■ **Texto seleccionado**:
▬▬▬▬▬▬
Gestionáme un Privilegio y no Seré Feliz
Desde que el mundo es mundo, siempre ha habido privilegios y privilegiados y como contrapartida, postergación y postergados.
Ahora bien, este siglo de redes, satélites y realitis deja todo al descubierto, por lo cual nada es posible de esconder bajo la alfombra porque como por arte de magia se reproduce o multiplica en forma acelerada el hecho en sí.
Siempre he creído (inocentemente) que cuando toca a la puerta de los que gestionan un granito de arena del mundo de lo público, la tentación de hacer prebendas particulares hacia sus allegados, familiares y amigos con la única condición de beneficiarlos, un buen gestor, un buen ciudadano equilibra la balanza, luego de poner su testa en un tacho de agua fría, y reparte la oportunidad en tantas partes como le sea posible. Zonceras de pueblerina, creer en esas cosas.
▬▬▬▬▬▬
■ **Datos extraídos**:
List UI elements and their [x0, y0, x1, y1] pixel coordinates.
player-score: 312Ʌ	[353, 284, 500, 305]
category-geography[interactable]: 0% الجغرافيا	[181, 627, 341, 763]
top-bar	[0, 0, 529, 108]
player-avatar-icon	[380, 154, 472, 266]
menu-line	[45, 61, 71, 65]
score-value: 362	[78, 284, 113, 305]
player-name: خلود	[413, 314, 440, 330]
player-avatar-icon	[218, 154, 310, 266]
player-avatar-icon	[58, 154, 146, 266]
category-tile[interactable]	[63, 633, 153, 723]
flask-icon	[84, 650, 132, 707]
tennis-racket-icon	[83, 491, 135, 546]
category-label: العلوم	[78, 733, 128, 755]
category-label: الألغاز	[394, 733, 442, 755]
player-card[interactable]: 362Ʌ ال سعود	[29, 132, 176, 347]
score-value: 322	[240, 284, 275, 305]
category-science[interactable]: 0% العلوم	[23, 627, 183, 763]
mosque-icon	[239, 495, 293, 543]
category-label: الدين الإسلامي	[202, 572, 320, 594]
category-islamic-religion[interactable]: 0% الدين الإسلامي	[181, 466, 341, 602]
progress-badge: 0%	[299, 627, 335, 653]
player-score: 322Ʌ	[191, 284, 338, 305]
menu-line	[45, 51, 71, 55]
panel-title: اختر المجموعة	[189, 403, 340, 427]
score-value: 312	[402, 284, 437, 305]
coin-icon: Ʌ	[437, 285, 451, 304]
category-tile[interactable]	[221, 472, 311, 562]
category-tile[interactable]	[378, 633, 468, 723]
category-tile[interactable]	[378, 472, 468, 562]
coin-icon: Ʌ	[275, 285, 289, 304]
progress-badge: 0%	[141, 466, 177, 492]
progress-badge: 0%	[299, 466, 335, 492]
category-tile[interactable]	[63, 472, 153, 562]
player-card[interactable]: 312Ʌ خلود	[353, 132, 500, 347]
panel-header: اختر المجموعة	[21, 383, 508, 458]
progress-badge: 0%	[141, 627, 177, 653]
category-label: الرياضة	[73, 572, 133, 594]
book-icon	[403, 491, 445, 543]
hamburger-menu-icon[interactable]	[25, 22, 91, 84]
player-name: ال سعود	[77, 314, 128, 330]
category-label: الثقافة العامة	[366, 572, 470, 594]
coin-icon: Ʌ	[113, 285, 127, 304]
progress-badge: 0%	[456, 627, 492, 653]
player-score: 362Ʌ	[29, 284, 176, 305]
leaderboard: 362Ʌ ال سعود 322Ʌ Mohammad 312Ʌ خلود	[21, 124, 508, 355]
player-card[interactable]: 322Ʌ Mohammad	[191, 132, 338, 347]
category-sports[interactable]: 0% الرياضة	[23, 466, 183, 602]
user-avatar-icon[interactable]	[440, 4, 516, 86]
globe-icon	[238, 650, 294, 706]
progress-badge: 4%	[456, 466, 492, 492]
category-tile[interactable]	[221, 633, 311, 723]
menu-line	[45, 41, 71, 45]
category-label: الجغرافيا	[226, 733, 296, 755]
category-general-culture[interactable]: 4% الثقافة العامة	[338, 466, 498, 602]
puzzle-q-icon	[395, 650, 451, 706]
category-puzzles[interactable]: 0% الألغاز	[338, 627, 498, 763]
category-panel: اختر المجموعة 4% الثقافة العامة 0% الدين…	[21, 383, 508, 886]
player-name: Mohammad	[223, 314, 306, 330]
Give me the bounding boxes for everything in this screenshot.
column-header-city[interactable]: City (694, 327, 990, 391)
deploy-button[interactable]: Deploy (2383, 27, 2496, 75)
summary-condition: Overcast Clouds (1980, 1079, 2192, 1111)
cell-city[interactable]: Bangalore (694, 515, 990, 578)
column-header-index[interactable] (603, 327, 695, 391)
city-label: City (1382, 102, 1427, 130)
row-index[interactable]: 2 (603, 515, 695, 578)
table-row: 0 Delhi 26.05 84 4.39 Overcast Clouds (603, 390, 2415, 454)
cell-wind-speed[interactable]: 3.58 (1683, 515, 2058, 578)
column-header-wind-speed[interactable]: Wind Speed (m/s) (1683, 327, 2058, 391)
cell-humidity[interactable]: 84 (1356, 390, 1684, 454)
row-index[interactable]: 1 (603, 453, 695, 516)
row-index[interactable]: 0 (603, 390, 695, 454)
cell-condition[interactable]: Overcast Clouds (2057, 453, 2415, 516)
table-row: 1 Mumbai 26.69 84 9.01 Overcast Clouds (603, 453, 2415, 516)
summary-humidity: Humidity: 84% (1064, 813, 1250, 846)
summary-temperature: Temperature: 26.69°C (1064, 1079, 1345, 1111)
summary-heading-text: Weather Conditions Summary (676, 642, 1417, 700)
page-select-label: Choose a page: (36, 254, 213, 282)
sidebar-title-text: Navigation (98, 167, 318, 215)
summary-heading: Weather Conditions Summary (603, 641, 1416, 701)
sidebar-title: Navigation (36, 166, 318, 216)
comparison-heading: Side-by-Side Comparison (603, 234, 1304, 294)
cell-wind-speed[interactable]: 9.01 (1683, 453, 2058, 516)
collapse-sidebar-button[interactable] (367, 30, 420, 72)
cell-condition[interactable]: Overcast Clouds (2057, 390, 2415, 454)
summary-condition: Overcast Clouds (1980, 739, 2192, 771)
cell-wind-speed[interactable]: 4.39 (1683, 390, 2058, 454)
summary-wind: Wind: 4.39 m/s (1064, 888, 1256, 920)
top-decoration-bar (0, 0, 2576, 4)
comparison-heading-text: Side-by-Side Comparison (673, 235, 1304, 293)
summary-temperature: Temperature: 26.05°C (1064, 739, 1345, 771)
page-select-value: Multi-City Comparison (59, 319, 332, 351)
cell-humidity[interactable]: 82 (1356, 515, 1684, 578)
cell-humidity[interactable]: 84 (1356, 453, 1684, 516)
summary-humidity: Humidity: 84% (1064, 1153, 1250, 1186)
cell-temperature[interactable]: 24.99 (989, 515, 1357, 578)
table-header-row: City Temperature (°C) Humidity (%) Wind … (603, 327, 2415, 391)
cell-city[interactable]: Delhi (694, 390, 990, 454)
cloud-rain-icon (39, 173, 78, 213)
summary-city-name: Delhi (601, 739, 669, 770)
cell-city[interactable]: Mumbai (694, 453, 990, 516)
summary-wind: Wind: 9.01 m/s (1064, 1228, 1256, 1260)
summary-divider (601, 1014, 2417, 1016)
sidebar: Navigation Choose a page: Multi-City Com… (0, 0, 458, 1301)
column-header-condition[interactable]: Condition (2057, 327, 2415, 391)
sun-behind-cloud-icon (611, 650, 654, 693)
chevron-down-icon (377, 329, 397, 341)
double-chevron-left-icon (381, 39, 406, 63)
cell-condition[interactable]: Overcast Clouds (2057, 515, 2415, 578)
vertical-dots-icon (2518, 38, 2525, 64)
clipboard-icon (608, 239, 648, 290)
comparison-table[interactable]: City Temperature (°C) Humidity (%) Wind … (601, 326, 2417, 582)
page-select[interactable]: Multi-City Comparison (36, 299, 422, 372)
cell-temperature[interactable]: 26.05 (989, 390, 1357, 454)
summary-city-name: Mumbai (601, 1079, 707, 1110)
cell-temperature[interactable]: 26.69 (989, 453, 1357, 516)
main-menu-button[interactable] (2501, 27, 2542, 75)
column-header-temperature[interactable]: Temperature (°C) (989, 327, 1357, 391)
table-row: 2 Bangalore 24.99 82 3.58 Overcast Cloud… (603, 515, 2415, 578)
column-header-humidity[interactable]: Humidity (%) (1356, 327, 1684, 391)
▬▬▬▬▬▬
■ **Requisitos del problema**:
Extrae íntegro el texto seleccionado sobre los privilegios, sin alterar una sola palabra ni signo.

■ **Solución del ejercicio**:
Gestionáme un Privilegio y no Seré Feliz
Desde que el mundo es mundo, siempre ha habido privilegios y privilegiados y como contrapartida, postergación y postergados.
Ahora bien, este siglo de redes, satélites y realitis deja todo al descubierto, por lo cual nada es posible de esconder bajo la alfombra porque como por arte de magia se reproduce o multiplica en forma acelerada el hecho en sí.
Siempre he creído (inocentemente) que cuando toca a la puerta de los que gestionan un granito de arena del mundo de lo público, la tentación de hacer prebendas particulares hacia sus allegados, familiares y amigos con la única condición de beneficiarlos, un buen gestor, un buen ciudadano equilibra la balanza, luego de poner su testa en un tacho de agua fría, y reparte la oportunidad en tantas partes como le sea posible. Zonceras de pueblerina, creer en esas cosas.